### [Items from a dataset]
#####

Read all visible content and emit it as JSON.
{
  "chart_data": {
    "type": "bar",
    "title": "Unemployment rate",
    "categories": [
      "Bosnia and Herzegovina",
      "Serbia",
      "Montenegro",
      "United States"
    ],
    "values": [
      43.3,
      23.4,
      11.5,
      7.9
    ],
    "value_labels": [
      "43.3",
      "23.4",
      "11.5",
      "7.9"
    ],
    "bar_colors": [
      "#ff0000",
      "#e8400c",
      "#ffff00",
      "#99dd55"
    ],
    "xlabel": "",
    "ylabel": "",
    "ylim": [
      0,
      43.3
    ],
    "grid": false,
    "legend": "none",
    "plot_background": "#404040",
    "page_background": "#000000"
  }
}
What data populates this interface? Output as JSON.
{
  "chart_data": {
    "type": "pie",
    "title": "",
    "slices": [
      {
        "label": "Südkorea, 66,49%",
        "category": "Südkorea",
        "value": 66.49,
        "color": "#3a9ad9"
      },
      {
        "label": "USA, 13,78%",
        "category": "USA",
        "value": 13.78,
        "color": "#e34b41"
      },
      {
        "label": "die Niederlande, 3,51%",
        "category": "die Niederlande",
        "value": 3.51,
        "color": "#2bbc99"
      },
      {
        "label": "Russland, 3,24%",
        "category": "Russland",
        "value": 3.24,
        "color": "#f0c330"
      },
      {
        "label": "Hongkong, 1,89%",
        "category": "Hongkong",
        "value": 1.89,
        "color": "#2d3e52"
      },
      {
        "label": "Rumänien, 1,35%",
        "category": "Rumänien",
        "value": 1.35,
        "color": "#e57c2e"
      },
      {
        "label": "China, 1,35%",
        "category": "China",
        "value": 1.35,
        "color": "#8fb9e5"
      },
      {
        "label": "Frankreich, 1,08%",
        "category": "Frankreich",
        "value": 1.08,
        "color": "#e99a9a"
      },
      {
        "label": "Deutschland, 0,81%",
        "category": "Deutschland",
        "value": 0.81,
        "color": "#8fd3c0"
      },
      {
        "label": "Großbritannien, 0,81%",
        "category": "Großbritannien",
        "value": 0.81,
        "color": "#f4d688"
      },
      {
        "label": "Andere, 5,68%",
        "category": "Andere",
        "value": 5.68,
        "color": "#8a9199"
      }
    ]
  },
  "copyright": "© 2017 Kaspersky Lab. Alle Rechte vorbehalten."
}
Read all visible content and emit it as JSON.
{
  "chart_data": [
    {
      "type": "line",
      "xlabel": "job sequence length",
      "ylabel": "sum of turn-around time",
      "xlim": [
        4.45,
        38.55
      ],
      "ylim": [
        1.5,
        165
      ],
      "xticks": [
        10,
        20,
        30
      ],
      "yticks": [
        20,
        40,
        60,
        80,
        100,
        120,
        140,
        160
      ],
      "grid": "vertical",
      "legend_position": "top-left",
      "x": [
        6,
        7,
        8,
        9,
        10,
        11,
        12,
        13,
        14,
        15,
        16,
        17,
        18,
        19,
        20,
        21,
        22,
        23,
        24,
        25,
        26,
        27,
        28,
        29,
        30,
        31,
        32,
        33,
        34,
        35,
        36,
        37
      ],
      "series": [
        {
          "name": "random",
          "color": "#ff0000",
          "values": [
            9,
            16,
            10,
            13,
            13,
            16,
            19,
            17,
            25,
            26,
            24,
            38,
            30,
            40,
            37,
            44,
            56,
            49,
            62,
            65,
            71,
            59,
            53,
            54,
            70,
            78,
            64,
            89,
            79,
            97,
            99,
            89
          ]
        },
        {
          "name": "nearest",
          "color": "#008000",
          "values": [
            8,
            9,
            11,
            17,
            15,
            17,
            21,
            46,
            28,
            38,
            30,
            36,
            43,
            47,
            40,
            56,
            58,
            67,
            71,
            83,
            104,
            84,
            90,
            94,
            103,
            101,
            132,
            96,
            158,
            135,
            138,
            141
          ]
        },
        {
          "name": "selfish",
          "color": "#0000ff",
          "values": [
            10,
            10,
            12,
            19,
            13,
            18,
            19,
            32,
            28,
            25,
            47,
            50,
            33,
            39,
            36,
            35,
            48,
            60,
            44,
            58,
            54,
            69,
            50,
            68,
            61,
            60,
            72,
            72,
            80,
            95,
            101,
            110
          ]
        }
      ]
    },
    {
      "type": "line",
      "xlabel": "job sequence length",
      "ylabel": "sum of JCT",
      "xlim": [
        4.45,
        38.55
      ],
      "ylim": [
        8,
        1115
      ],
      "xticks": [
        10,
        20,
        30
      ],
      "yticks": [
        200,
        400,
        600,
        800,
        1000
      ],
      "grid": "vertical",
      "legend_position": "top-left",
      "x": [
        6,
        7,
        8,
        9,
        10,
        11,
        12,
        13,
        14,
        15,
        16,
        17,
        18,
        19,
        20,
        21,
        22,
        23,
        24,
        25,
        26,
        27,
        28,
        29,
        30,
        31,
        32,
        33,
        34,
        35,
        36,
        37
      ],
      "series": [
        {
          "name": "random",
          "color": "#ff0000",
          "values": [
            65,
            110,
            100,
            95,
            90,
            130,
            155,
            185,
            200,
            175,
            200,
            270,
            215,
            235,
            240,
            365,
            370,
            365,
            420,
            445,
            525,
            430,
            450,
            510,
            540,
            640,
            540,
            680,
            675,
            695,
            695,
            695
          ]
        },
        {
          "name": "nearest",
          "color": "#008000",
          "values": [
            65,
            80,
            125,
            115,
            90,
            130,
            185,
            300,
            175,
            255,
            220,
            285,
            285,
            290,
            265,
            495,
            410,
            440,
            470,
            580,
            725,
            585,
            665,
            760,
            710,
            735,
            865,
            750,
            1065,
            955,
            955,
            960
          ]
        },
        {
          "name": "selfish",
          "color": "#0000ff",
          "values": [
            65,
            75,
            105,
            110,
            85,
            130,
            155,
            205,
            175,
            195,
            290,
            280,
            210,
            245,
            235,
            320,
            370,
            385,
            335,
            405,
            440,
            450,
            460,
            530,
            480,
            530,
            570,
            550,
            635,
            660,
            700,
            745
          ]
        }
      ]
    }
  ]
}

#####

### [Problem to solve]
Pull every line containing "Südkorea" from the data.

### [Solution below]
        "label": "Südkorea, 66,49%",
        "category": "Südkorea",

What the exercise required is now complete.